Information given »

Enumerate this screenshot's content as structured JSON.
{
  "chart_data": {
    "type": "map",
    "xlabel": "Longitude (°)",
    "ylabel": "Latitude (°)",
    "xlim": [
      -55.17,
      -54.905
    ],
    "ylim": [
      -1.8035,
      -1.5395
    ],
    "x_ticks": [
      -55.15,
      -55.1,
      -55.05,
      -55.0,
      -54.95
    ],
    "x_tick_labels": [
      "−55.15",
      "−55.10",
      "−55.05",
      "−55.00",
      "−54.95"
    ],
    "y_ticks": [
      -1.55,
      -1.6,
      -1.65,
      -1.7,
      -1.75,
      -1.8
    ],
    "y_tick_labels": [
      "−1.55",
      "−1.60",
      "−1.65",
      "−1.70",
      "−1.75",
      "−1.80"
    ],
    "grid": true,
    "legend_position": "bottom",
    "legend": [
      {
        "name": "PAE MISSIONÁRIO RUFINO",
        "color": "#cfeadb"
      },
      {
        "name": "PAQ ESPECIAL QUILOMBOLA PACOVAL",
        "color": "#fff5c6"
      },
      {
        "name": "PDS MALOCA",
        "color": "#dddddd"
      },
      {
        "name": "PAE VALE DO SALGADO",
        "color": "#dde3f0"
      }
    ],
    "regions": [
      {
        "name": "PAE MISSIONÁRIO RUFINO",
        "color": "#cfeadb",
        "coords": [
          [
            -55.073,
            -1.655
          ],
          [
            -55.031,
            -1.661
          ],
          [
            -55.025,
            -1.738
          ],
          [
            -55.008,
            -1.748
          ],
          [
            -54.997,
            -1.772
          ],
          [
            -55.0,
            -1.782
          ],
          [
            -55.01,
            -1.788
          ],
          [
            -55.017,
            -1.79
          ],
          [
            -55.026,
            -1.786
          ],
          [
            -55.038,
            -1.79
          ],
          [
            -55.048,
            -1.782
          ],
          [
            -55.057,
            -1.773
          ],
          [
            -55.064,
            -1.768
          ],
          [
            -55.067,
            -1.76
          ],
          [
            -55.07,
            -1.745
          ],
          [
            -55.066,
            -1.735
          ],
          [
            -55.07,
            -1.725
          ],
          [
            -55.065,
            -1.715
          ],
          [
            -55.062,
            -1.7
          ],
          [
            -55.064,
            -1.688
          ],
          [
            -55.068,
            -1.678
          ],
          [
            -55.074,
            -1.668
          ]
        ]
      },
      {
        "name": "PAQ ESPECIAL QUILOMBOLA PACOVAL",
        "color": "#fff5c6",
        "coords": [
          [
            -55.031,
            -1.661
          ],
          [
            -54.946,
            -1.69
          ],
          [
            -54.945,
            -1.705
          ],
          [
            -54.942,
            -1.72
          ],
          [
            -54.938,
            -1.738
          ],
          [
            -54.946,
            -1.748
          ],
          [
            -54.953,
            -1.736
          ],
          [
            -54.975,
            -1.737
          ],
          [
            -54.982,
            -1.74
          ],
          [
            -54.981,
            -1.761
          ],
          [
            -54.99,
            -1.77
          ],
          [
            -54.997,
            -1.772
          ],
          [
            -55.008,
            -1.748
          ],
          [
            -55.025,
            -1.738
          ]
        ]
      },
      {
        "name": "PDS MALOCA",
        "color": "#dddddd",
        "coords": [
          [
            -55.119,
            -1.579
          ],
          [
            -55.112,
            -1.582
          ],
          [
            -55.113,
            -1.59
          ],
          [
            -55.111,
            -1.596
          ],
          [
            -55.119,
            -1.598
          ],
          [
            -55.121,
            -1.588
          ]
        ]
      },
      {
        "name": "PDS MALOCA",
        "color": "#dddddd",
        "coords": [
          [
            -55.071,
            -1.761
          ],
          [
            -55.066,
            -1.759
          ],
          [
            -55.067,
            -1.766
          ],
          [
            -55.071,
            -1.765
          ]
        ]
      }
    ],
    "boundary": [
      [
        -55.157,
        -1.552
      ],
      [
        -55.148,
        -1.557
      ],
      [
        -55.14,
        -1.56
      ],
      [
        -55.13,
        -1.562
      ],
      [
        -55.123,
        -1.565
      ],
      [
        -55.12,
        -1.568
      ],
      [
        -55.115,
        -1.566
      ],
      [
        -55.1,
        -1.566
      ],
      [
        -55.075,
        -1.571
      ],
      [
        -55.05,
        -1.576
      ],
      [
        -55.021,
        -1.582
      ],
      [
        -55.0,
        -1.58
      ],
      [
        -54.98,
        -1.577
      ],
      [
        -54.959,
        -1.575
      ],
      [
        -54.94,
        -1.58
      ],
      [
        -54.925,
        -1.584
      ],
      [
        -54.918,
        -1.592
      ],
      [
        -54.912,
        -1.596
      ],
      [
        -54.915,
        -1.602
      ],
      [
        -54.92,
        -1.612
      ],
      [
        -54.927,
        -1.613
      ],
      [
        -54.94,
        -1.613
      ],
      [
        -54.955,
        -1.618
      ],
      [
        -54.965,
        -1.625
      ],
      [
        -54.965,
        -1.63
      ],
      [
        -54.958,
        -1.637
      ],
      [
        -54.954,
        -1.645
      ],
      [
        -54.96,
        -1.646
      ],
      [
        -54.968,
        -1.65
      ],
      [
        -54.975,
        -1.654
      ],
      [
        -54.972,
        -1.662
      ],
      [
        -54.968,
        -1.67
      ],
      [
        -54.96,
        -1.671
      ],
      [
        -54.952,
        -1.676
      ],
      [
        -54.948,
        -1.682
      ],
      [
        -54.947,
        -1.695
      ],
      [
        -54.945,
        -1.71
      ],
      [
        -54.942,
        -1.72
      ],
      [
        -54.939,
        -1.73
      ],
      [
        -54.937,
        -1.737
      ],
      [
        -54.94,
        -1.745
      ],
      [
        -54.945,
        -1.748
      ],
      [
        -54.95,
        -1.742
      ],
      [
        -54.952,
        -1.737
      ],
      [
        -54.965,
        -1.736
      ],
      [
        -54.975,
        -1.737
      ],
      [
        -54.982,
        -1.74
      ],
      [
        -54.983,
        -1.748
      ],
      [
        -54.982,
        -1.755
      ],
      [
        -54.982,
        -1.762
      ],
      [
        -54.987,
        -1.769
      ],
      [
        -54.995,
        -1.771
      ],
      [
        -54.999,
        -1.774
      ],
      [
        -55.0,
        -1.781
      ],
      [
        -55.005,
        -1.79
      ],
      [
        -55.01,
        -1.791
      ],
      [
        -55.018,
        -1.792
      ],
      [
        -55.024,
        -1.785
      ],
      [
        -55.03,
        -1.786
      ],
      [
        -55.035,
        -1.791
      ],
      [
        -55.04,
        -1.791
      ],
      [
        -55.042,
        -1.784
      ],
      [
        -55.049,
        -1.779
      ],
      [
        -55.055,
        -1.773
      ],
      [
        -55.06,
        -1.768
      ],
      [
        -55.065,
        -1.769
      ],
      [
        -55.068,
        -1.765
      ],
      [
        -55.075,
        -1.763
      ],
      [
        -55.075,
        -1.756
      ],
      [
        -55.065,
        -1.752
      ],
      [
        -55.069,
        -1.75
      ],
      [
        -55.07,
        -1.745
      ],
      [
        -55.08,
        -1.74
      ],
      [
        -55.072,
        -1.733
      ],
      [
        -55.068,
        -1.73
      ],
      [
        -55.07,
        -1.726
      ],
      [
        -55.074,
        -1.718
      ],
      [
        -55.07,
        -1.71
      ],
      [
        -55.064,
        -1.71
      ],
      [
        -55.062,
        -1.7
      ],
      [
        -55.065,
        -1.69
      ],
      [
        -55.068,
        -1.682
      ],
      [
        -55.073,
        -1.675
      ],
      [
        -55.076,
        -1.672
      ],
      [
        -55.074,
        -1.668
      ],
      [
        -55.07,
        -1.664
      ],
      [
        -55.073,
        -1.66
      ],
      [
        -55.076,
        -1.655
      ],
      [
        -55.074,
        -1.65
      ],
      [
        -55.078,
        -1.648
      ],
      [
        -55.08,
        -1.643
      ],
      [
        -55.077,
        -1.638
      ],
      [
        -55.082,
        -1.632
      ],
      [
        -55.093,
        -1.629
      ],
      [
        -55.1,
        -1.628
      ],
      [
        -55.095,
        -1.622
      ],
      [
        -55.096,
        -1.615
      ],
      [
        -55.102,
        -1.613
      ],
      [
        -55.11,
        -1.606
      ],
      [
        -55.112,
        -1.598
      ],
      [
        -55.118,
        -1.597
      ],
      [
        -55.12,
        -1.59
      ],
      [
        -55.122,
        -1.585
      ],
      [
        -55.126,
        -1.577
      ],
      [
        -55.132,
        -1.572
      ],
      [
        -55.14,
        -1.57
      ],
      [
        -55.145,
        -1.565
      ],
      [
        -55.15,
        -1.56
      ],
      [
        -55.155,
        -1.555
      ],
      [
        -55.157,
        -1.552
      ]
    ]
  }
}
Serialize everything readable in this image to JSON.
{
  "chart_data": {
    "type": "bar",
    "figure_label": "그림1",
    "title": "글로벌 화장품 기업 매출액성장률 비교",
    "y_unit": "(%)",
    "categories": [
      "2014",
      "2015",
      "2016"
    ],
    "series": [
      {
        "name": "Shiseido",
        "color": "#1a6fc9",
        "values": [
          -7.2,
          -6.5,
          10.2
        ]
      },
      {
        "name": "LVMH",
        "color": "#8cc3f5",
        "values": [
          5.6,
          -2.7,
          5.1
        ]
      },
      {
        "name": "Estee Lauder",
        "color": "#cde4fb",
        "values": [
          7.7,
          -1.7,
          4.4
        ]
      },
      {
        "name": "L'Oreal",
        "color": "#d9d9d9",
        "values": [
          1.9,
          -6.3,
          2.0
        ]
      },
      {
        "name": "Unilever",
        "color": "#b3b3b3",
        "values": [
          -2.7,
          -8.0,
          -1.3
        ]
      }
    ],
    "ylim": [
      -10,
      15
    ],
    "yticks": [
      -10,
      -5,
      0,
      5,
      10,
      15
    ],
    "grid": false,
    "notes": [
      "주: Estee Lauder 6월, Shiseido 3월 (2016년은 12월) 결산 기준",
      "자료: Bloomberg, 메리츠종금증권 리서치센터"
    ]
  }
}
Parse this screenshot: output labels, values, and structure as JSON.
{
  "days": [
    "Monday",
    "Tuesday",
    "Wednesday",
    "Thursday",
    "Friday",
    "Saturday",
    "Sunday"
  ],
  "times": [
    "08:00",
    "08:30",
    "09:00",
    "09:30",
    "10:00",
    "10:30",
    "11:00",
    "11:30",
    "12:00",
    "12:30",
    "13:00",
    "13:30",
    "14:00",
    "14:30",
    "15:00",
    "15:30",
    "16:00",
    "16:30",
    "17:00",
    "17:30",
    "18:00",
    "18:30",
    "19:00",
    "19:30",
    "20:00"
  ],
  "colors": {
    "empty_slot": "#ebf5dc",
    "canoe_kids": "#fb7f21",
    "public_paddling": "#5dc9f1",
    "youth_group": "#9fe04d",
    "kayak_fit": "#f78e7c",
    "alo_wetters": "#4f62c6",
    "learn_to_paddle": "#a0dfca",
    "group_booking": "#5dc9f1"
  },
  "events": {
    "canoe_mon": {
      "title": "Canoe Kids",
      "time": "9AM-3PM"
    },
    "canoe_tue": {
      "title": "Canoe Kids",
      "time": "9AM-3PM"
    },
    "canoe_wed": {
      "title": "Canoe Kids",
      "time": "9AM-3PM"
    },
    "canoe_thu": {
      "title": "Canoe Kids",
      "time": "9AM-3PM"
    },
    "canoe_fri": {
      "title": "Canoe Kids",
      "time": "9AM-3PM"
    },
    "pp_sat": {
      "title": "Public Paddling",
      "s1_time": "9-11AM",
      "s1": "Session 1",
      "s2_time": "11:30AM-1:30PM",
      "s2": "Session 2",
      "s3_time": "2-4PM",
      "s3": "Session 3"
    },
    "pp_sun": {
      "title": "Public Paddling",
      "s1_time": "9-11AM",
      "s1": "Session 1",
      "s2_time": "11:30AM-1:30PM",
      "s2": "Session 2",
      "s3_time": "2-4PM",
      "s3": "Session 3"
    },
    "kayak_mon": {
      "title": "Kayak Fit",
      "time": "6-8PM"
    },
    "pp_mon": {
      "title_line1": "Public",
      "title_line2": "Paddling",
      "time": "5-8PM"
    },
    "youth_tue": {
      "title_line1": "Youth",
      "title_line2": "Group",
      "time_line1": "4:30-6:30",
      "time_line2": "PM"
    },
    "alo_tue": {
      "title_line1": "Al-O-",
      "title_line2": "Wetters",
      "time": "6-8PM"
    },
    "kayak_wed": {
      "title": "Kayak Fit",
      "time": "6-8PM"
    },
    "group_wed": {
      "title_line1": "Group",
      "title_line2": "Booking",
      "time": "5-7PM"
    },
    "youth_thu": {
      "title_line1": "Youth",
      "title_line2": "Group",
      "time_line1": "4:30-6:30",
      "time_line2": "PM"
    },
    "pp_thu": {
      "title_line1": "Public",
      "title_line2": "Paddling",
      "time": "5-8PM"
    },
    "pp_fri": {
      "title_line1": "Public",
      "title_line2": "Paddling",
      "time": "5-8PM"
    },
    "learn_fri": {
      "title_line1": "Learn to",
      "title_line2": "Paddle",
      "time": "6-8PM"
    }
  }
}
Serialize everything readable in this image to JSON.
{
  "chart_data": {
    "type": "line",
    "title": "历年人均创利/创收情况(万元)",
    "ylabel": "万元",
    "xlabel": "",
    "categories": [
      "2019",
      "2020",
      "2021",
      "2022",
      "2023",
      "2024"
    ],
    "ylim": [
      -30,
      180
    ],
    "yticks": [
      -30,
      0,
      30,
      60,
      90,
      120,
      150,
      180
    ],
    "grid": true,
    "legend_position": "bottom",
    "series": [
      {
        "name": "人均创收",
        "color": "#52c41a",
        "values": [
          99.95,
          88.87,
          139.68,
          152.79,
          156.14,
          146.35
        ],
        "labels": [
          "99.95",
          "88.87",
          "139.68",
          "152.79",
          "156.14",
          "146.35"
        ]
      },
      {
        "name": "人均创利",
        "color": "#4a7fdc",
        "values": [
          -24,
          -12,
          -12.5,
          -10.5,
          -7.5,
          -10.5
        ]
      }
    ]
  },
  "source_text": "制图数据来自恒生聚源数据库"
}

Exercise prompt » Pick out each line that holds the string "screenshot".

Expected answer »
Enumerate this screenshot's content as structured JSON.
Parse this screenshot: output labels, values, and structure as JSON.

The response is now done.